*PROVIDED INFORMATION*:
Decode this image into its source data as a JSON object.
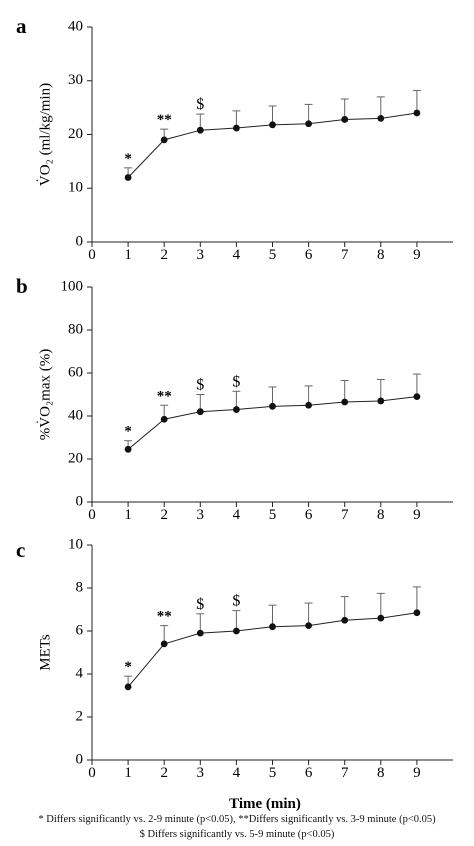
{
  "figure": {
    "xlabel": "Time (min)",
    "footnote_line1": "* Differs significantly vs. 2-9 minute (p<0.05), **Differs significantly vs. 3-9 minute (p<0.05)",
    "footnote_line2": "$ Differs significantly vs. 5-9 minute (p<0.05)"
  },
  "chart_data": [
    {
      "type": "line",
      "panel_letter": "a",
      "ylabel": "V̇O₂ (ml/kg/min)",
      "x": [
        1,
        2,
        3,
        4,
        5,
        6,
        7,
        8,
        9
      ],
      "y": [
        12.0,
        19.0,
        20.8,
        21.2,
        21.8,
        22.0,
        22.8,
        23.0,
        24.0
      ],
      "error_upper": [
        1.8,
        2.0,
        3.0,
        3.2,
        3.5,
        3.6,
        3.8,
        4.0,
        4.2
      ],
      "significance_marks": [
        {
          "x": 1,
          "mark": "*"
        },
        {
          "x": 2,
          "mark": "**"
        },
        {
          "x": 3,
          "mark": "$"
        }
      ],
      "xlim": [
        0,
        10
      ],
      "ylim": [
        0,
        40
      ],
      "xticks": [
        0,
        1,
        2,
        3,
        4,
        5,
        6,
        7,
        8,
        9
      ],
      "yticks": [
        0,
        10,
        20,
        30,
        40
      ]
    },
    {
      "type": "line",
      "panel_letter": "b",
      "ylabel": "%V̇O₂max (%)",
      "x": [
        1,
        2,
        3,
        4,
        5,
        6,
        7,
        8,
        9
      ],
      "y": [
        24.5,
        38.5,
        42.0,
        43.0,
        44.5,
        45.0,
        46.5,
        47.0,
        49.0
      ],
      "error_upper": [
        4.0,
        6.5,
        8.0,
        8.5,
        9.0,
        9.0,
        10.0,
        10.0,
        10.5
      ],
      "significance_marks": [
        {
          "x": 1,
          "mark": "*"
        },
        {
          "x": 2,
          "mark": "**"
        },
        {
          "x": 3,
          "mark": "$"
        },
        {
          "x": 4,
          "mark": "$"
        }
      ],
      "xlim": [
        0,
        10
      ],
      "ylim": [
        0,
        100
      ],
      "xticks": [
        0,
        1,
        2,
        3,
        4,
        5,
        6,
        7,
        8,
        9
      ],
      "yticks": [
        0,
        20,
        40,
        60,
        80,
        100
      ]
    },
    {
      "type": "line",
      "panel_letter": "c",
      "ylabel": "METs",
      "x": [
        1,
        2,
        3,
        4,
        5,
        6,
        7,
        8,
        9
      ],
      "y": [
        3.4,
        5.4,
        5.9,
        6.0,
        6.2,
        6.25,
        6.5,
        6.6,
        6.85
      ],
      "error_upper": [
        0.5,
        0.85,
        0.9,
        0.95,
        1.0,
        1.05,
        1.1,
        1.15,
        1.2
      ],
      "significance_marks": [
        {
          "x": 1,
          "mark": "*"
        },
        {
          "x": 2,
          "mark": "**"
        },
        {
          "x": 3,
          "mark": "$"
        },
        {
          "x": 4,
          "mark": "$"
        }
      ],
      "xlim": [
        0,
        10
      ],
      "ylim": [
        0,
        10
      ],
      "xticks": [
        0,
        1,
        2,
        3,
        4,
        5,
        6,
        7,
        8,
        9
      ],
      "yticks": [
        0,
        2,
        4,
        6,
        8,
        10
      ]
    }
  ]
}
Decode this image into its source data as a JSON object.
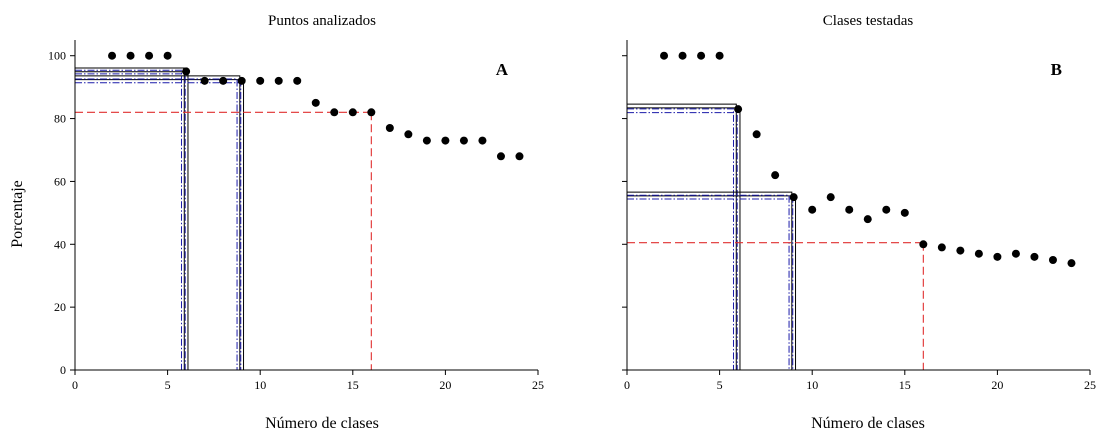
{
  "ylabel": "Porcentaje",
  "chart_data": [
    {
      "type": "scatter",
      "title": "Puntos analizados",
      "panel_letter": "A",
      "xlabel": "Número de clases",
      "ylabel": "Porcentaje",
      "xlim": [
        0,
        25
      ],
      "ylim": [
        0,
        105
      ],
      "xticks": [
        0,
        5,
        10,
        15,
        20,
        25
      ],
      "yticks": [
        0,
        20,
        40,
        60,
        80,
        100
      ],
      "show_y_tick_labels": true,
      "points": {
        "x": [
          2,
          3,
          4,
          5,
          6,
          7,
          8,
          9,
          10,
          11,
          12,
          13,
          14,
          15,
          16,
          17,
          18,
          19,
          20,
          21,
          22,
          23,
          24
        ],
        "y": [
          100,
          100,
          100,
          100,
          95,
          92,
          92,
          92,
          92,
          92,
          92,
          85,
          82,
          82,
          82,
          77,
          75,
          73,
          73,
          73,
          73,
          68,
          68
        ]
      },
      "reference_lines": [
        {
          "style": "solid-double",
          "color": "#000000",
          "x": 6.0,
          "y": 95.5,
          "offset": 0.2
        },
        {
          "style": "dash-dot",
          "color": "#1c1caa",
          "x": 5.85,
          "y": 94.8,
          "offset": 0.2
        },
        {
          "style": "solid-double",
          "color": "#000000",
          "x": 9.0,
          "y": 93.0,
          "offset": 0.2
        },
        {
          "style": "dash-dot",
          "color": "#1c1caa",
          "x": 8.85,
          "y": 92.0,
          "offset": 0.2
        },
        {
          "style": "dashed",
          "color": "#e03030",
          "x": 16.0,
          "y": 82.0
        }
      ]
    },
    {
      "type": "scatter",
      "title": "Clases testadas",
      "panel_letter": "B",
      "xlabel": "Número de clases",
      "xlim": [
        0,
        25
      ],
      "ylim": [
        0,
        105
      ],
      "xticks": [
        0,
        5,
        10,
        15,
        20,
        25
      ],
      "yticks": [
        0,
        20,
        40,
        60,
        80,
        100
      ],
      "show_y_tick_labels": false,
      "points": {
        "x": [
          2,
          3,
          4,
          5,
          6,
          7,
          8,
          9,
          10,
          11,
          12,
          13,
          14,
          15,
          16,
          17,
          18,
          19,
          20,
          21,
          22,
          23,
          24
        ],
        "y": [
          100,
          100,
          100,
          100,
          83,
          75,
          62,
          55,
          51,
          55,
          51,
          48,
          51,
          50,
          40,
          39,
          38,
          37,
          36,
          37,
          36,
          35,
          34
        ]
      },
      "reference_lines": [
        {
          "style": "solid-double",
          "color": "#000000",
          "x": 6.0,
          "y": 84.0,
          "offset": 0.2
        },
        {
          "style": "dash-dot",
          "color": "#1c1caa",
          "x": 5.85,
          "y": 82.5,
          "offset": 0.2
        },
        {
          "style": "solid-double",
          "color": "#000000",
          "x": 9.0,
          "y": 56.0,
          "offset": 0.2
        },
        {
          "style": "dash-dot",
          "color": "#1c1caa",
          "x": 8.85,
          "y": 55.0,
          "offset": 0.2
        },
        {
          "style": "dashed",
          "color": "#e03030",
          "x": 16.0,
          "y": 40.5
        }
      ]
    }
  ]
}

*WHAT YOU NEED TO DO*: Give every line of the material that includes the string "ylabel".

*THE RESULT*:
      "ylabel": "V̇O₂ (ml/kg/min)",
      "ylabel": "%V̇O₂max (%)",
      "ylabel": "METs",
  "ylabel": "Porcentaje",
      "ylabel": "Porcentaje",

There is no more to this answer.